┌─ Records supplied
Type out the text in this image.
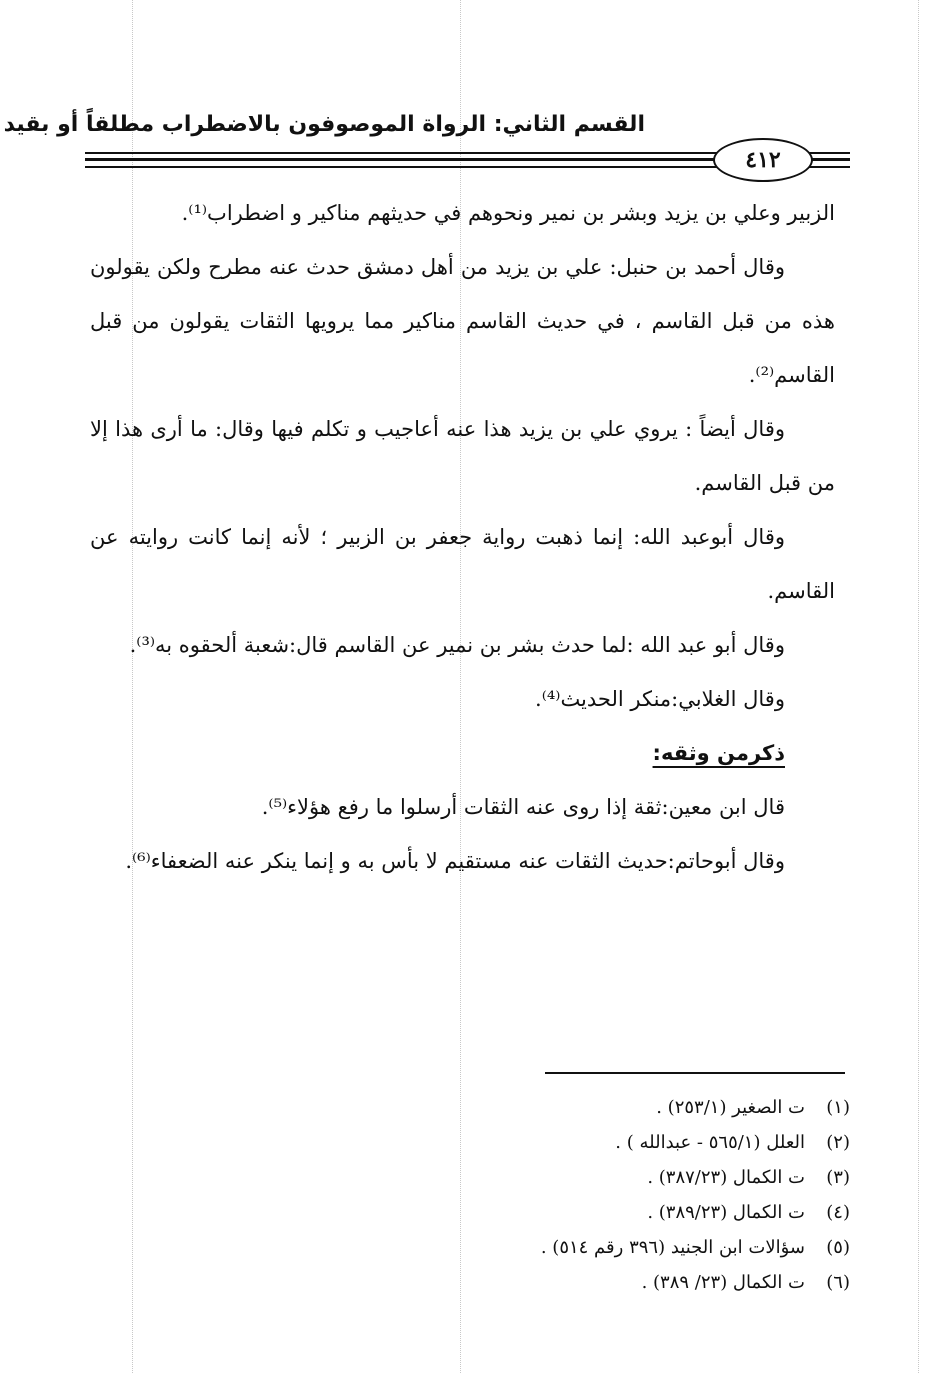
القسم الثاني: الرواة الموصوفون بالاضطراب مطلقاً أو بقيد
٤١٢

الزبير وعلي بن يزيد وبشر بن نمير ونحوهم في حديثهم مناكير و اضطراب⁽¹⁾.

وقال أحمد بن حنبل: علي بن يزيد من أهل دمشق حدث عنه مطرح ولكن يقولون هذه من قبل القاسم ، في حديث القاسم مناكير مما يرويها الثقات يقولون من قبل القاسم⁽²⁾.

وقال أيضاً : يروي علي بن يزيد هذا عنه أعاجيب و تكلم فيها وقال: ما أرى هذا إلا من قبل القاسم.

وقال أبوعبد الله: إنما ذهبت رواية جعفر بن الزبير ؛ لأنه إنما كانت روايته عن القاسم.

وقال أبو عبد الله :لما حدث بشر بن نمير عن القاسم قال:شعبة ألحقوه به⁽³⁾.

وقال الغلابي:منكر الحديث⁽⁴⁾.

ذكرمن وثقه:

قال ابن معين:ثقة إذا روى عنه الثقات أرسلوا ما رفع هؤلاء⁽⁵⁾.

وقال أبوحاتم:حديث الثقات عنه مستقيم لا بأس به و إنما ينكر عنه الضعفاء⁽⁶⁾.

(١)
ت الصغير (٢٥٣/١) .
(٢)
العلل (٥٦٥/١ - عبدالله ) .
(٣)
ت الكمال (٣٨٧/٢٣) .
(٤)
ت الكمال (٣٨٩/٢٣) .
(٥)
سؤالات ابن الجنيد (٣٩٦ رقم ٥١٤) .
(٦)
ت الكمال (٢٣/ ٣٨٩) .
└─
┌─ Records supplied
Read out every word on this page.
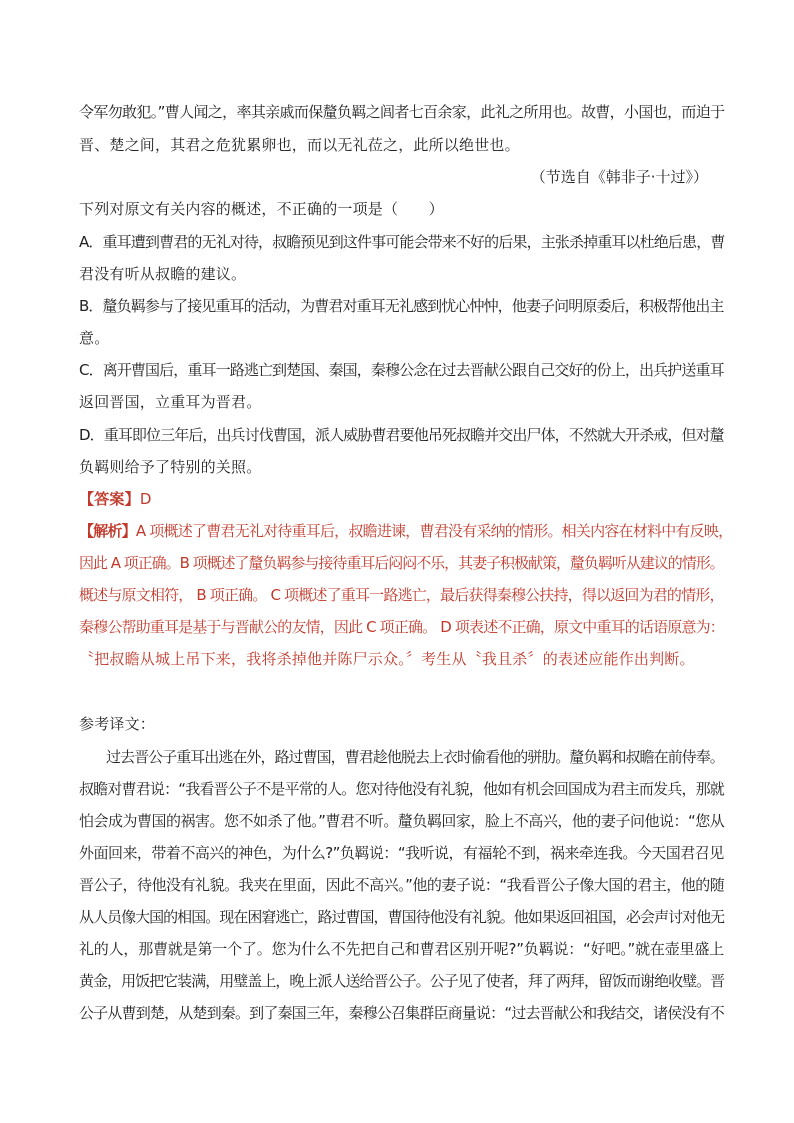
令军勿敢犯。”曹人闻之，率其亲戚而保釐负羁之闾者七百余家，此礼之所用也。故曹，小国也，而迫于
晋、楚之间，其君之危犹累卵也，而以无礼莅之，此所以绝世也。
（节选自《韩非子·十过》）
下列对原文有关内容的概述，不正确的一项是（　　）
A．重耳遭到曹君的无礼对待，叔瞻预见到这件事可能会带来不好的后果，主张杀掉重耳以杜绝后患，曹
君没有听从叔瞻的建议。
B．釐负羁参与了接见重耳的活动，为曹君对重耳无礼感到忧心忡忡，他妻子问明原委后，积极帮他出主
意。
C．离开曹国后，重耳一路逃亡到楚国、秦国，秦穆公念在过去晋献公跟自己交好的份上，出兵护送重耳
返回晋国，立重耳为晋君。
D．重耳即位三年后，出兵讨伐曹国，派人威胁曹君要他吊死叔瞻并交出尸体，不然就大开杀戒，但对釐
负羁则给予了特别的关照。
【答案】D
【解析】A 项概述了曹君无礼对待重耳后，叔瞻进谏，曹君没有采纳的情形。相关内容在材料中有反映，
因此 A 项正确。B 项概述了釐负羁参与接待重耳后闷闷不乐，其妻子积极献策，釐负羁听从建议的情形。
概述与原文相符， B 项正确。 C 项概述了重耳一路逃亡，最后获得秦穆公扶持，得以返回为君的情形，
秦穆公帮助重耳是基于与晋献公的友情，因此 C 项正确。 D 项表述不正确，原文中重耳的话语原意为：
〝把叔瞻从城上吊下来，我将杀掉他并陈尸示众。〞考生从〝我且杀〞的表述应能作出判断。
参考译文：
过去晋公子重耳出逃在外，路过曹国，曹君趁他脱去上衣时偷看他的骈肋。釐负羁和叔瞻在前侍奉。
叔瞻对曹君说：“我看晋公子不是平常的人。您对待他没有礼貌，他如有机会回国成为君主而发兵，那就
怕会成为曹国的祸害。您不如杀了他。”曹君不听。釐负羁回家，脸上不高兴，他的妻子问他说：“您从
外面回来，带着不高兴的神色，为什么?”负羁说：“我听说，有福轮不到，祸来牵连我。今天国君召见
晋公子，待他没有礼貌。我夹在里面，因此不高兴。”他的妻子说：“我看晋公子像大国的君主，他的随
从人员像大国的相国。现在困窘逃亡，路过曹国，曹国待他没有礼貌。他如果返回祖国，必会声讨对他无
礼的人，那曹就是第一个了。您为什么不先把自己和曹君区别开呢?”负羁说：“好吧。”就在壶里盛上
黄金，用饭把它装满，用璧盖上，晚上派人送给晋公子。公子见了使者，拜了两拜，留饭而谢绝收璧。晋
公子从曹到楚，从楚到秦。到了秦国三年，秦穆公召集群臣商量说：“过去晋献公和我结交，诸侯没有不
└─
┌─ Records supplied
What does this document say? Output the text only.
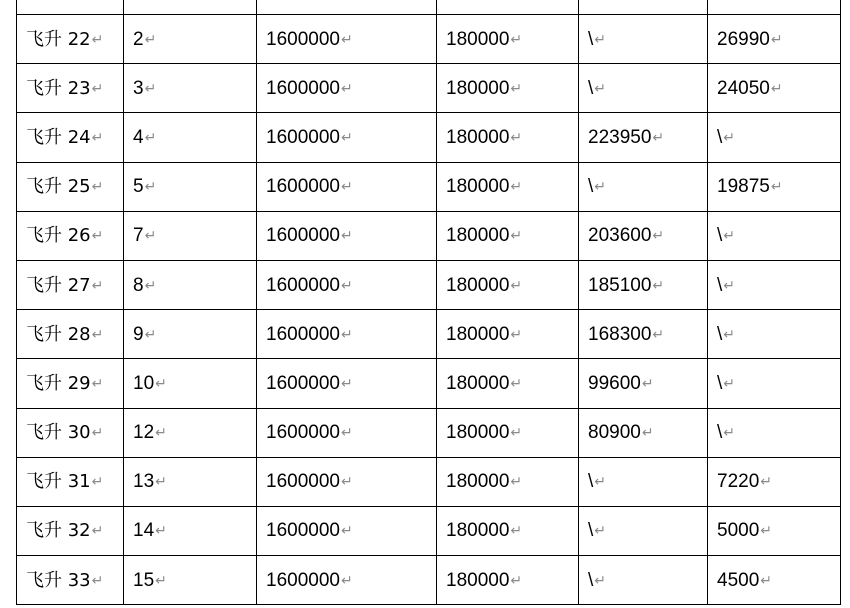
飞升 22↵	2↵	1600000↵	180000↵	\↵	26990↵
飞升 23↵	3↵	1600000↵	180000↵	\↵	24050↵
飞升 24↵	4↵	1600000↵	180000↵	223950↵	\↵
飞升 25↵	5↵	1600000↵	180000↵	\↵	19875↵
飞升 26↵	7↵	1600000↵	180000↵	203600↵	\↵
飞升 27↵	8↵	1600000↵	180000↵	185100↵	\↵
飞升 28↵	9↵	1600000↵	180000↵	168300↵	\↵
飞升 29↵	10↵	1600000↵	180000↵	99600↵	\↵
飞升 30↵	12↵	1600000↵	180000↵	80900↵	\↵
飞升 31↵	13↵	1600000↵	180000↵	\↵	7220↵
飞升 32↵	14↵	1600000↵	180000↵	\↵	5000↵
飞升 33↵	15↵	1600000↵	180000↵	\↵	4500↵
└─
# Task details
In the material above, find the lines that contain "text" and show them.

# Worked answer
Type out the text in this image.
What does this document say? Output the text only.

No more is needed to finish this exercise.